**Problem to work on**. Your task is to copy the material exactly.

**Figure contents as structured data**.
.....
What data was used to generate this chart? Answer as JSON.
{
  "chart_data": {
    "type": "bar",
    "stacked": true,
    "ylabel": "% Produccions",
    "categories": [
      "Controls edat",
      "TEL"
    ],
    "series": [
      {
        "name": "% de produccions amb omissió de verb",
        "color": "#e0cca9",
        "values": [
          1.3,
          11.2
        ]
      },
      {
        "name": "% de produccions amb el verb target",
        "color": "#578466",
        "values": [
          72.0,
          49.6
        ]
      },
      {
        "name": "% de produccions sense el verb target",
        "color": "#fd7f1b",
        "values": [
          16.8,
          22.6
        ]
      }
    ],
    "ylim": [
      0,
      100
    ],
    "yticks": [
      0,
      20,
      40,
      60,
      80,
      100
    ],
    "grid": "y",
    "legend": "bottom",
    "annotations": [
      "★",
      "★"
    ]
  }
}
.....
**Task solution**.
What data was used to generate this chart? Answer as JSON.
{
  "chart_data": {
    "type": "bar",
    "stacked": true,
    "ylabel": "% Produccions",
    "categories": [
      "Controls edat",
      "TEL"
    ],
    "series": [
      {
        "name": "% de produccions amb omissió de verb",
        "color": "#e0cca9",
        "values": [
          1.3,
          11.2
        ]
      },
      {
        "name": "% de produccions amb el verb target",
        "color": "#578466",
        "values": [
          72.0,
          49.6
        ]
      },
      {
        "name": "% de produccions sense el verb target",
        "color": "#fd7f1b",
        "values": [
          16.8,
          22.6
        ]
      }
    ],
    "ylim": [
      0,
      100
    ],
    "yticks": [
      0,
      20,
      40,
      60,
      80,
      100
    ],
    "grid": "y",
    "legend": "bottom",
    "annotations": [
      "★",
      "★"
    ]
  }
}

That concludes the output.